Set the listing down unchanged, minus every embedded image.
--- Start of MATERIAL SHOWN ---
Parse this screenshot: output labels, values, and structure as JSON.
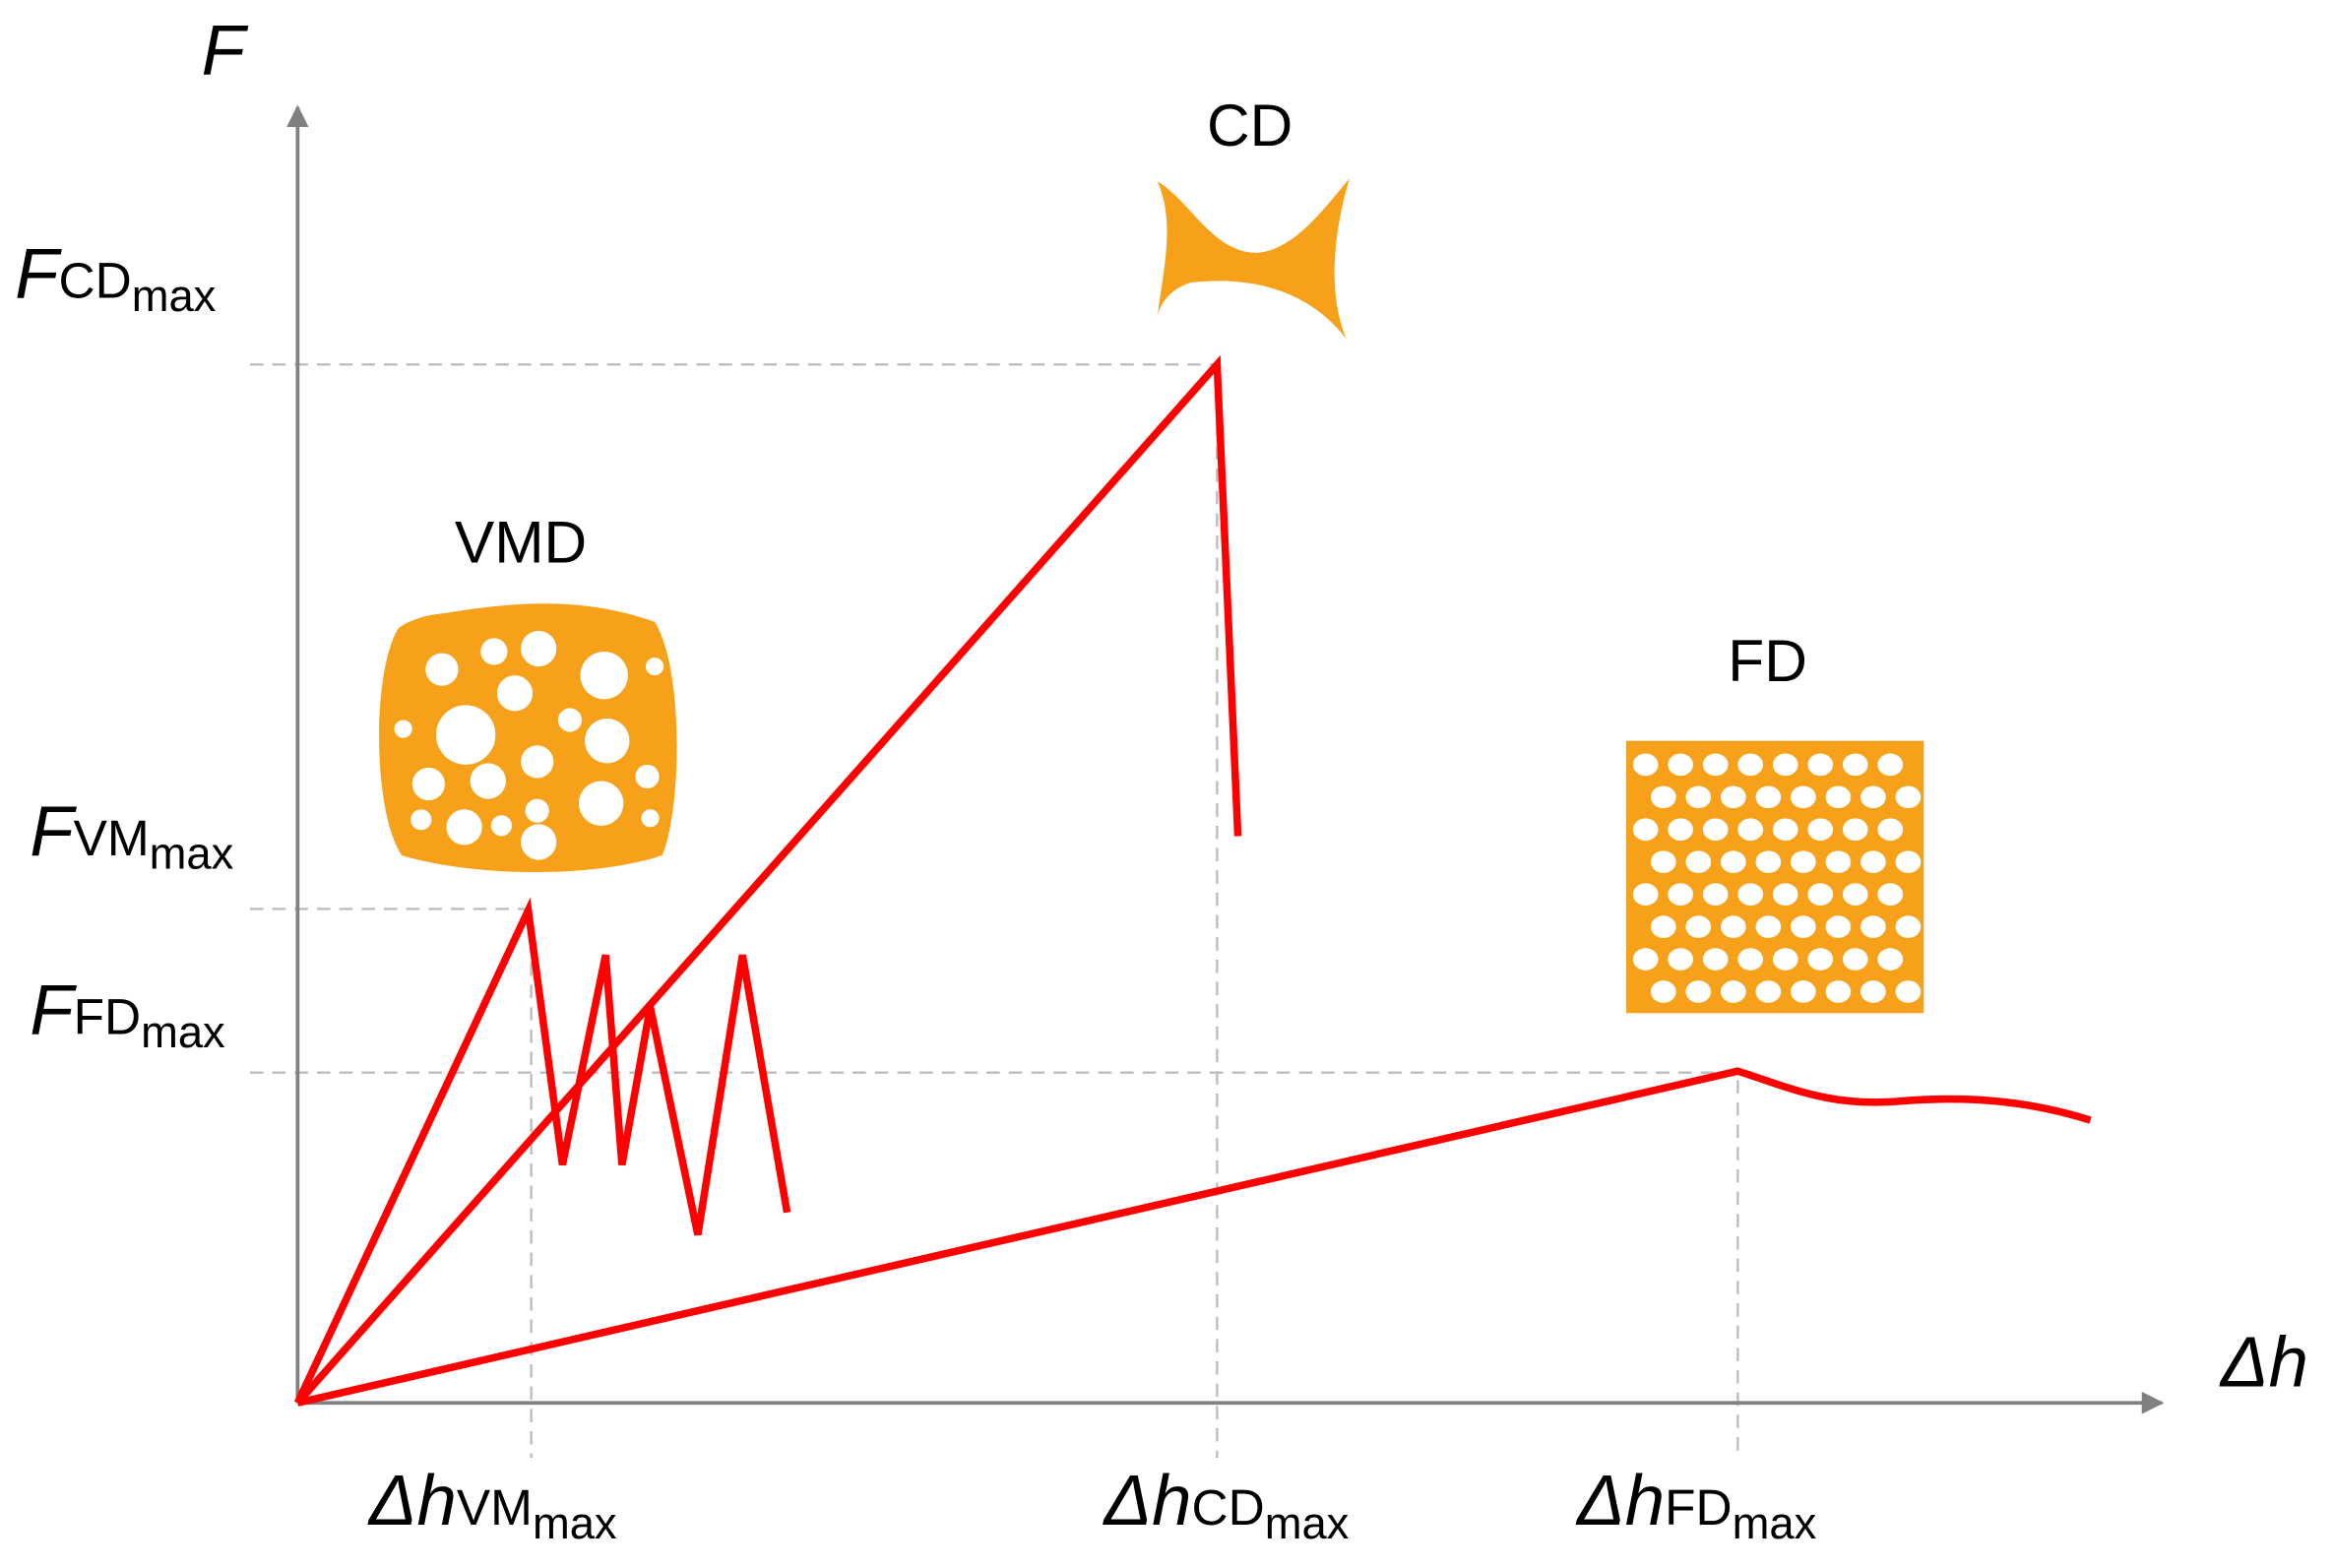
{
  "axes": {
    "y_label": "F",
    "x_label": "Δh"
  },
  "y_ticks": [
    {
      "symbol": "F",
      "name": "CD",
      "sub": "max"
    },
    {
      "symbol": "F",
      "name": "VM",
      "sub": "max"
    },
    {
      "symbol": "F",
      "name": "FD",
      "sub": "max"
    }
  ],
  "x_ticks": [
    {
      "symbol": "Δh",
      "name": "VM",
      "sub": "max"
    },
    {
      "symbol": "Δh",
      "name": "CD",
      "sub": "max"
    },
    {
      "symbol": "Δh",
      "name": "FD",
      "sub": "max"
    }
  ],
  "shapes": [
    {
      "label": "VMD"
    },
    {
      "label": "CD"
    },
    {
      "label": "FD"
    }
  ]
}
--- End of MATERIAL SHOWN ---
EXPECTED ANSWER =
Parse this screenshot: output labels, values, and structure as JSON.
{
  "axes": {
    "y_label": "F",
    "x_label": "Δh"
  },
  "y_ticks": [
    {
      "symbol": "F",
      "name": "CD",
      "sub": "max"
    },
    {
      "symbol": "F",
      "name": "VM",
      "sub": "max"
    },
    {
      "symbol": "F",
      "name": "FD",
      "sub": "max"
    }
  ],
  "x_ticks": [
    {
      "symbol": "Δh",
      "name": "VM",
      "sub": "max"
    },
    {
      "symbol": "Δh",
      "name": "CD",
      "sub": "max"
    },
    {
      "symbol": "Δh",
      "name": "FD",
      "sub": "max"
    }
  ],
  "shapes": [
    {
      "label": "VMD"
    },
    {
      "label": "CD"
    },
    {
      "label": "FD"
    }
  ]
}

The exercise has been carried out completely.